*WRITTEN REQUEST*. Print the data exactly, leaving nothing out.

++++ RECORDS SHOWN

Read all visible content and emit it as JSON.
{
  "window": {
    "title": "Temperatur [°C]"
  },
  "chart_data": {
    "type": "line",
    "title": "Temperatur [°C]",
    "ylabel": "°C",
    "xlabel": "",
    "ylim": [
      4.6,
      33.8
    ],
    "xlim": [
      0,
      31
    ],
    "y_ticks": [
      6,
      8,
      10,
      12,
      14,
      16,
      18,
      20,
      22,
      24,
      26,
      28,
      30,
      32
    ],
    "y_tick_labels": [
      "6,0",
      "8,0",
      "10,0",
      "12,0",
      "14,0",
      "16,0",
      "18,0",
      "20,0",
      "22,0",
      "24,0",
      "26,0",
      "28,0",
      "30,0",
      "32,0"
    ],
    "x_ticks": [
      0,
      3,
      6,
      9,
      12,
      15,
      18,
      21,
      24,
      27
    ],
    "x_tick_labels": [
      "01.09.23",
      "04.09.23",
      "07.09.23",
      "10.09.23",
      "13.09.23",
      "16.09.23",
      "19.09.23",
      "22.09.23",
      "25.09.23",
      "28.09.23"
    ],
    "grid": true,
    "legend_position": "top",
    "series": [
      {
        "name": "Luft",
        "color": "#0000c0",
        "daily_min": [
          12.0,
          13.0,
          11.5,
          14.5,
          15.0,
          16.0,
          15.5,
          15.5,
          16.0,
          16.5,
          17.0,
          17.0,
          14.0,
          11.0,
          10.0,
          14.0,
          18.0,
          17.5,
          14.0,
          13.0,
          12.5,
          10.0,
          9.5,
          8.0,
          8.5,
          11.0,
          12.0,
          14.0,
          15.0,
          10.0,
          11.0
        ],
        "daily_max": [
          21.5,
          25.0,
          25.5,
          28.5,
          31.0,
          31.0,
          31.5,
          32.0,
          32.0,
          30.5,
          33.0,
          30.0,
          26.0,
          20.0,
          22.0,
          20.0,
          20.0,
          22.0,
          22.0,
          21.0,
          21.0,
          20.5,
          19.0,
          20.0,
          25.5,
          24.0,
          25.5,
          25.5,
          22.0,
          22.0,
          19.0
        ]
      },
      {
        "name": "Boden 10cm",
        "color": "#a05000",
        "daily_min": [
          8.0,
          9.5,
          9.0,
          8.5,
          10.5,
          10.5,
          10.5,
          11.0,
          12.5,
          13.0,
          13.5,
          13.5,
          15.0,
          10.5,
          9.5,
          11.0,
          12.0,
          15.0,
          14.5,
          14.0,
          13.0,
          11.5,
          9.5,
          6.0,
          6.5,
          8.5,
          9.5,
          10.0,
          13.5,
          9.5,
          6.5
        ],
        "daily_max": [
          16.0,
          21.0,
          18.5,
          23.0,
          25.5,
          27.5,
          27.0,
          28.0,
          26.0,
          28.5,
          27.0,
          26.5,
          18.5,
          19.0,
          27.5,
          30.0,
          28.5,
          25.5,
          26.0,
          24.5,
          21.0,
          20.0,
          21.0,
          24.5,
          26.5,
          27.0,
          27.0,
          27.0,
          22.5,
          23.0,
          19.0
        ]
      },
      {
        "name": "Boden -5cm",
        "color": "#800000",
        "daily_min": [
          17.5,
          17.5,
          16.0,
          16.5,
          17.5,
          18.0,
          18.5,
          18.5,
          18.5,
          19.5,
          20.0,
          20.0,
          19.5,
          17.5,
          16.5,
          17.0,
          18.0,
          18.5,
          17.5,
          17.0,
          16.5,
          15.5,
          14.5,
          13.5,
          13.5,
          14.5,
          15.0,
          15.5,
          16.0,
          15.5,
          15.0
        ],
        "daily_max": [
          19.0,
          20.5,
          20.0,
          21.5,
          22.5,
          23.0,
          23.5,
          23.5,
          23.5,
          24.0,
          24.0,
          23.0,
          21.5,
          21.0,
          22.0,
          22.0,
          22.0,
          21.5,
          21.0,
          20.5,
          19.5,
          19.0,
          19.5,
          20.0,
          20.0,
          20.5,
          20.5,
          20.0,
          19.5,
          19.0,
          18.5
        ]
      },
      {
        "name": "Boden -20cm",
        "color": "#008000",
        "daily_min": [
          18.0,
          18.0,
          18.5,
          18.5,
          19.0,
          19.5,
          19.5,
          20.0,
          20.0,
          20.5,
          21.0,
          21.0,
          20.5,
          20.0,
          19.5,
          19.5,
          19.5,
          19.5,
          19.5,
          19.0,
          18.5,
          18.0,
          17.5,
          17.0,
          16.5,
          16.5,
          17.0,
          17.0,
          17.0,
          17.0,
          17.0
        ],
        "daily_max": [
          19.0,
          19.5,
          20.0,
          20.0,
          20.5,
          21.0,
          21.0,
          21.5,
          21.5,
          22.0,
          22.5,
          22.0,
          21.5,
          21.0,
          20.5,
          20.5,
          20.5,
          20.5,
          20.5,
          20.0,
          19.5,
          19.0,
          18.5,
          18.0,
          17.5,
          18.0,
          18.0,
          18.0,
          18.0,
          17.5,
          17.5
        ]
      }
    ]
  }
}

++++++++

*WORKED SOLUTION*.
Read all visible content and emit it as JSON.
{
  "window": {
    "title": "Temperatur [°C]"
  },
  "chart_data": {
    "type": "line",
    "title": "Temperatur [°C]",
    "ylabel": "°C",
    "xlabel": "",
    "ylim": [
      4.6,
      33.8
    ],
    "xlim": [
      0,
      31
    ],
    "y_ticks": [
      6,
      8,
      10,
      12,
      14,
      16,
      18,
      20,
      22,
      24,
      26,
      28,
      30,
      32
    ],
    "y_tick_labels": [
      "6,0",
      "8,0",
      "10,0",
      "12,0",
      "14,0",
      "16,0",
      "18,0",
      "20,0",
      "22,0",
      "24,0",
      "26,0",
      "28,0",
      "30,0",
      "32,0"
    ],
    "x_ticks": [
      0,
      3,
      6,
      9,
      12,
      15,
      18,
      21,
      24,
      27
    ],
    "x_tick_labels": [
      "01.09.23",
      "04.09.23",
      "07.09.23",
      "10.09.23",
      "13.09.23",
      "16.09.23",
      "19.09.23",
      "22.09.23",
      "25.09.23",
      "28.09.23"
    ],
    "grid": true,
    "legend_position": "top",
    "series": [
      {
        "name": "Luft",
        "color": "#0000c0",
        "daily_min": [
          12.0,
          13.0,
          11.5,
          14.5,
          15.0,
          16.0,
          15.5,
          15.5,
          16.0,
          16.5,
          17.0,
          17.0,
          14.0,
          11.0,
          10.0,
          14.0,
          18.0,
          17.5,
          14.0,
          13.0,
          12.5,
          10.0,
          9.5,
          8.0,
          8.5,
          11.0,
          12.0,
          14.0,
          15.0,
          10.0,
          11.0
        ],
        "daily_max": [
          21.5,
          25.0,
          25.5,
          28.5,
          31.0,
          31.0,
          31.5,
          32.0,
          32.0,
          30.5,
          33.0,
          30.0,
          26.0,
          20.0,
          22.0,
          20.0,
          20.0,
          22.0,
          22.0,
          21.0,
          21.0,
          20.5,
          19.0,
          20.0,
          25.5,
          24.0,
          25.5,
          25.5,
          22.0,
          22.0,
          19.0
        ]
      },
      {
        "name": "Boden 10cm",
        "color": "#a05000",
        "daily_min": [
          8.0,
          9.5,
          9.0,
          8.5,
          10.5,
          10.5,
          10.5,
          11.0,
          12.5,
          13.0,
          13.5,
          13.5,
          15.0,
          10.5,
          9.5,
          11.0,
          12.0,
          15.0,
          14.5,
          14.0,
          13.0,
          11.5,
          9.5,
          6.0,
          6.5,
          8.5,
          9.5,
          10.0,
          13.5,
          9.5,
          6.5
        ],
        "daily_max": [
          16.0,
          21.0,
          18.5,
          23.0,
          25.5,
          27.5,
          27.0,
          28.0,
          26.0,
          28.5,
          27.0,
          26.5,
          18.5,
          19.0,
          27.5,
          30.0,
          28.5,
          25.5,
          26.0,
          24.5,
          21.0,
          20.0,
          21.0,
          24.5,
          26.5,
          27.0,
          27.0,
          27.0,
          22.5,
          23.0,
          19.0
        ]
      },
      {
        "name": "Boden -5cm",
        "color": "#800000",
        "daily_min": [
          17.5,
          17.5,
          16.0,
          16.5,
          17.5,
          18.0,
          18.5,
          18.5,
          18.5,
          19.5,
          20.0,
          20.0,
          19.5,
          17.5,
          16.5,
          17.0,
          18.0,
          18.5,
          17.5,
          17.0,
          16.5,
          15.5,
          14.5,
          13.5,
          13.5,
          14.5,
          15.0,
          15.5,
          16.0,
          15.5,
          15.0
        ],
        "daily_max": [
          19.0,
          20.5,
          20.0,
          21.5,
          22.5,
          23.0,
          23.5,
          23.5,
          23.5,
          24.0,
          24.0,
          23.0,
          21.5,
          21.0,
          22.0,
          22.0,
          22.0,
          21.5,
          21.0,
          20.5,
          19.5,
          19.0,
          19.5,
          20.0,
          20.0,
          20.5,
          20.5,
          20.0,
          19.5,
          19.0,
          18.5
        ]
      },
      {
        "name": "Boden -20cm",
        "color": "#008000",
        "daily_min": [
          18.0,
          18.0,
          18.5,
          18.5,
          19.0,
          19.5,
          19.5,
          20.0,
          20.0,
          20.5,
          21.0,
          21.0,
          20.5,
          20.0,
          19.5,
          19.5,
          19.5,
          19.5,
          19.5,
          19.0,
          18.5,
          18.0,
          17.5,
          17.0,
          16.5,
          16.5,
          17.0,
          17.0,
          17.0,
          17.0,
          17.0
        ],
        "daily_max": [
          19.0,
          19.5,
          20.0,
          20.0,
          20.5,
          21.0,
          21.0,
          21.5,
          21.5,
          22.0,
          22.5,
          22.0,
          21.5,
          21.0,
          20.5,
          20.5,
          20.5,
          20.5,
          20.5,
          20.0,
          19.5,
          19.0,
          18.5,
          18.0,
          17.5,
          18.0,
          18.0,
          18.0,
          18.0,
          17.5,
          17.5
        ]
      }
    ]
  }
}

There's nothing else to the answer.